Output every entry exactly, from the first line to the last.

RECORD LIST =
•••

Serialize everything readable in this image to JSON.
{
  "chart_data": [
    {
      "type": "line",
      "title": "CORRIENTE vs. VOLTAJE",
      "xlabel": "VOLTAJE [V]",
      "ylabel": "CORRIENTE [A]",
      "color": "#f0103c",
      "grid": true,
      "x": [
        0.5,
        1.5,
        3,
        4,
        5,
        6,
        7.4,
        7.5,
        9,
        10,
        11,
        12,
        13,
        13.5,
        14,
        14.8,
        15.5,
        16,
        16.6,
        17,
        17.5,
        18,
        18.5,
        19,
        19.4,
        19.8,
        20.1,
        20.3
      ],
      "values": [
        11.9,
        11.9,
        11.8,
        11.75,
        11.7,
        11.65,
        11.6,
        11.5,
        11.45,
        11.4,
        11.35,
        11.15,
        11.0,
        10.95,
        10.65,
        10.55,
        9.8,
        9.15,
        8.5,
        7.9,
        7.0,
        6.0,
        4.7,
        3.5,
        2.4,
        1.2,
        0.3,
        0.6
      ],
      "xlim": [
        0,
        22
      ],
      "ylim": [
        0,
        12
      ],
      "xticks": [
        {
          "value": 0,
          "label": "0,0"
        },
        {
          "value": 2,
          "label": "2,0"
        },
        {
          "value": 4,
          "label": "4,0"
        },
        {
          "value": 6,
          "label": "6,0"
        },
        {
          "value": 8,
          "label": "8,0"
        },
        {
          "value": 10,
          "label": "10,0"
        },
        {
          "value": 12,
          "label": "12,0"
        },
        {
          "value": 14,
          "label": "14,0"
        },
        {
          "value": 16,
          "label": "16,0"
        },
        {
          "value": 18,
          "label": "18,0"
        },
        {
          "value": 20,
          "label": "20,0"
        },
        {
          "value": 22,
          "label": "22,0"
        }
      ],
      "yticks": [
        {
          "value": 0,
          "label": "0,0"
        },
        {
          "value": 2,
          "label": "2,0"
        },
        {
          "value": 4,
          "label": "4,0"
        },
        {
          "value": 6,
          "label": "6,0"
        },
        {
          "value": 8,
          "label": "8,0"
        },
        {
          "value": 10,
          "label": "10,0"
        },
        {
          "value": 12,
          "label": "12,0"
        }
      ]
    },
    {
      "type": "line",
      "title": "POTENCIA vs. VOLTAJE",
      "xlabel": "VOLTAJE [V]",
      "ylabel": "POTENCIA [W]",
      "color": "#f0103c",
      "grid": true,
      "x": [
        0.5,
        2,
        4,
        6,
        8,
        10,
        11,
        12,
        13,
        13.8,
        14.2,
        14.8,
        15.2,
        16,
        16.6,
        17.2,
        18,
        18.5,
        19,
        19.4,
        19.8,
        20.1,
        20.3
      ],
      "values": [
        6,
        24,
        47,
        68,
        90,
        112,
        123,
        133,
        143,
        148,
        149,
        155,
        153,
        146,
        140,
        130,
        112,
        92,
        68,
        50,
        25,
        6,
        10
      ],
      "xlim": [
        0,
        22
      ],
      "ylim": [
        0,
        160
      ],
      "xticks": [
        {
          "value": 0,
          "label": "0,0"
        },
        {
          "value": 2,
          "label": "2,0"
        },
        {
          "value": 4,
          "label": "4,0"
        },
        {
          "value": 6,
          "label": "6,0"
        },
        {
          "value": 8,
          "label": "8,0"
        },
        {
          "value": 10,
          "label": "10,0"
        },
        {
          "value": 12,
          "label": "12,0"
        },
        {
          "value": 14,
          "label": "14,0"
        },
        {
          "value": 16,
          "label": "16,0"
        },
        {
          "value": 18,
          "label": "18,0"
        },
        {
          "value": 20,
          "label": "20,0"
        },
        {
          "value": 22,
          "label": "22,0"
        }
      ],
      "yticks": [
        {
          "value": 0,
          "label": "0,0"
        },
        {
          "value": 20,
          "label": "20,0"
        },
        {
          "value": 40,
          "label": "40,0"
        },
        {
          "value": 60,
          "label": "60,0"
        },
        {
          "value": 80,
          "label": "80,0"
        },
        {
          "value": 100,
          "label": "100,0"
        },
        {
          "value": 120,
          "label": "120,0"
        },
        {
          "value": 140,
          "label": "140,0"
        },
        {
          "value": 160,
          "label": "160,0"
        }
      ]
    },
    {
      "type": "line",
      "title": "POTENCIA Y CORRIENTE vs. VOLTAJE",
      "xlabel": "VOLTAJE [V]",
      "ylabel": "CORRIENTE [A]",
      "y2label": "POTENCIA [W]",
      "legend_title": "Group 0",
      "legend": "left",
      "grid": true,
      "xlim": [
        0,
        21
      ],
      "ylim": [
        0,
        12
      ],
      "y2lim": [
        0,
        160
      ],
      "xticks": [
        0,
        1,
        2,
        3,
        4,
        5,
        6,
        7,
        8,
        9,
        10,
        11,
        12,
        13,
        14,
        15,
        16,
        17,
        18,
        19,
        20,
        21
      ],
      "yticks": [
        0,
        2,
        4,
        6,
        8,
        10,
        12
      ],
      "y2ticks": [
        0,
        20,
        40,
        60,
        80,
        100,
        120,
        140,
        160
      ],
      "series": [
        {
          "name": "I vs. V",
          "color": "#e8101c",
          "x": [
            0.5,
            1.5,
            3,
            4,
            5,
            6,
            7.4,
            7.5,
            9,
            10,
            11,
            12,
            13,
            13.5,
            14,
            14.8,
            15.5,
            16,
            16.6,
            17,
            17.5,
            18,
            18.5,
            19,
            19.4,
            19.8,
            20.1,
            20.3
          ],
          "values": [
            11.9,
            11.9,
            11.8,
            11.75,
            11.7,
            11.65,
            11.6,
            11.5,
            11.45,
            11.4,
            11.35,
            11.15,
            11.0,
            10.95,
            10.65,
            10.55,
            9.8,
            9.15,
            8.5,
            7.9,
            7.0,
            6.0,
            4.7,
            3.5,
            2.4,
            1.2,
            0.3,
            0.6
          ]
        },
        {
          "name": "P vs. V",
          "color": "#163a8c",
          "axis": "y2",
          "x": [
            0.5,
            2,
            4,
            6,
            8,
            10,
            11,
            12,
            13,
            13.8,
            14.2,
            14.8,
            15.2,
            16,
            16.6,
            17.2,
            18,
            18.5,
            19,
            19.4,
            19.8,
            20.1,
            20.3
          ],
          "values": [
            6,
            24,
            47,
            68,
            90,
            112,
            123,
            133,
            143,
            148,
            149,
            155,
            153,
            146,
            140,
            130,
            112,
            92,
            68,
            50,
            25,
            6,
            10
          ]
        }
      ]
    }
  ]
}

•••

OUTPUT FOR THIS EXERCISE =
Serialize everything readable in this image to JSON.
{
  "chart_data": [
    {
      "type": "line",
      "title": "CORRIENTE vs. VOLTAJE",
      "xlabel": "VOLTAJE [V]",
      "ylabel": "CORRIENTE [A]",
      "color": "#f0103c",
      "grid": true,
      "x": [
        0.5,
        1.5,
        3,
        4,
        5,
        6,
        7.4,
        7.5,
        9,
        10,
        11,
        12,
        13,
        13.5,
        14,
        14.8,
        15.5,
        16,
        16.6,
        17,
        17.5,
        18,
        18.5,
        19,
        19.4,
        19.8,
        20.1,
        20.3
      ],
      "values": [
        11.9,
        11.9,
        11.8,
        11.75,
        11.7,
        11.65,
        11.6,
        11.5,
        11.45,
        11.4,
        11.35,
        11.15,
        11.0,
        10.95,
        10.65,
        10.55,
        9.8,
        9.15,
        8.5,
        7.9,
        7.0,
        6.0,
        4.7,
        3.5,
        2.4,
        1.2,
        0.3,
        0.6
      ],
      "xlim": [
        0,
        22
      ],
      "ylim": [
        0,
        12
      ],
      "xticks": [
        {
          "value": 0,
          "label": "0,0"
        },
        {
          "value": 2,
          "label": "2,0"
        },
        {
          "value": 4,
          "label": "4,0"
        },
        {
          "value": 6,
          "label": "6,0"
        },
        {
          "value": 8,
          "label": "8,0"
        },
        {
          "value": 10,
          "label": "10,0"
        },
        {
          "value": 12,
          "label": "12,0"
        },
        {
          "value": 14,
          "label": "14,0"
        },
        {
          "value": 16,
          "label": "16,0"
        },
        {
          "value": 18,
          "label": "18,0"
        },
        {
          "value": 20,
          "label": "20,0"
        },
        {
          "value": 22,
          "label": "22,0"
        }
      ],
      "yticks": [
        {
          "value": 0,
          "label": "0,0"
        },
        {
          "value": 2,
          "label": "2,0"
        },
        {
          "value": 4,
          "label": "4,0"
        },
        {
          "value": 6,
          "label": "6,0"
        },
        {
          "value": 8,
          "label": "8,0"
        },
        {
          "value": 10,
          "label": "10,0"
        },
        {
          "value": 12,
          "label": "12,0"
        }
      ]
    },
    {
      "type": "line",
      "title": "POTENCIA vs. VOLTAJE",
      "xlabel": "VOLTAJE [V]",
      "ylabel": "POTENCIA [W]",
      "color": "#f0103c",
      "grid": true,
      "x": [
        0.5,
        2,
        4,
        6,
        8,
        10,
        11,
        12,
        13,
        13.8,
        14.2,
        14.8,
        15.2,
        16,
        16.6,
        17.2,
        18,
        18.5,
        19,
        19.4,
        19.8,
        20.1,
        20.3
      ],
      "values": [
        6,
        24,
        47,
        68,
        90,
        112,
        123,
        133,
        143,
        148,
        149,
        155,
        153,
        146,
        140,
        130,
        112,
        92,
        68,
        50,
        25,
        6,
        10
      ],
      "xlim": [
        0,
        22
      ],
      "ylim": [
        0,
        160
      ],
      "xticks": [
        {
          "value": 0,
          "label": "0,0"
        },
        {
          "value": 2,
          "label": "2,0"
        },
        {
          "value": 4,
          "label": "4,0"
        },
        {
          "value": 6,
          "label": "6,0"
        },
        {
          "value": 8,
          "label": "8,0"
        },
        {
          "value": 10,
          "label": "10,0"
        },
        {
          "value": 12,
          "label": "12,0"
        },
        {
          "value": 14,
          "label": "14,0"
        },
        {
          "value": 16,
          "label": "16,0"
        },
        {
          "value": 18,
          "label": "18,0"
        },
        {
          "value": 20,
          "label": "20,0"
        },
        {
          "value": 22,
          "label": "22,0"
        }
      ],
      "yticks": [
        {
          "value": 0,
          "label": "0,0"
        },
        {
          "value": 20,
          "label": "20,0"
        },
        {
          "value": 40,
          "label": "40,0"
        },
        {
          "value": 60,
          "label": "60,0"
        },
        {
          "value": 80,
          "label": "80,0"
        },
        {
          "value": 100,
          "label": "100,0"
        },
        {
          "value": 120,
          "label": "120,0"
        },
        {
          "value": 140,
          "label": "140,0"
        },
        {
          "value": 160,
          "label": "160,0"
        }
      ]
    },
    {
      "type": "line",
      "title": "POTENCIA Y CORRIENTE vs. VOLTAJE",
      "xlabel": "VOLTAJE [V]",
      "ylabel": "CORRIENTE [A]",
      "y2label": "POTENCIA [W]",
      "legend_title": "Group 0",
      "legend": "left",
      "grid": true,
      "xlim": [
        0,
        21
      ],
      "ylim": [
        0,
        12
      ],
      "y2lim": [
        0,
        160
      ],
      "xticks": [
        0,
        1,
        2,
        3,
        4,
        5,
        6,
        7,
        8,
        9,
        10,
        11,
        12,
        13,
        14,
        15,
        16,
        17,
        18,
        19,
        20,
        21
      ],
      "yticks": [
        0,
        2,
        4,
        6,
        8,
        10,
        12
      ],
      "y2ticks": [
        0,
        20,
        40,
        60,
        80,
        100,
        120,
        140,
        160
      ],
      "series": [
        {
          "name": "I vs. V",
          "color": "#e8101c",
          "x": [
            0.5,
            1.5,
            3,
            4,
            5,
            6,
            7.4,
            7.5,
            9,
            10,
            11,
            12,
            13,
            13.5,
            14,
            14.8,
            15.5,
            16,
            16.6,
            17,
            17.5,
            18,
            18.5,
            19,
            19.4,
            19.8,
            20.1,
            20.3
          ],
          "values": [
            11.9,
            11.9,
            11.8,
            11.75,
            11.7,
            11.65,
            11.6,
            11.5,
            11.45,
            11.4,
            11.35,
            11.15,
            11.0,
            10.95,
            10.65,
            10.55,
            9.8,
            9.15,
            8.5,
            7.9,
            7.0,
            6.0,
            4.7,
            3.5,
            2.4,
            1.2,
            0.3,
            0.6
          ]
        },
        {
          "name": "P vs. V",
          "color": "#163a8c",
          "axis": "y2",
          "x": [
            0.5,
            2,
            4,
            6,
            8,
            10,
            11,
            12,
            13,
            13.8,
            14.2,
            14.8,
            15.2,
            16,
            16.6,
            17.2,
            18,
            18.5,
            19,
            19.4,
            19.8,
            20.1,
            20.3
          ],
          "values": [
            6,
            24,
            47,
            68,
            90,
            112,
            123,
            133,
            143,
            148,
            149,
            155,
            153,
            146,
            140,
            130,
            112,
            92,
            68,
            50,
            25,
            6,
            10
          ]
        }
      ]
    }
  ]
}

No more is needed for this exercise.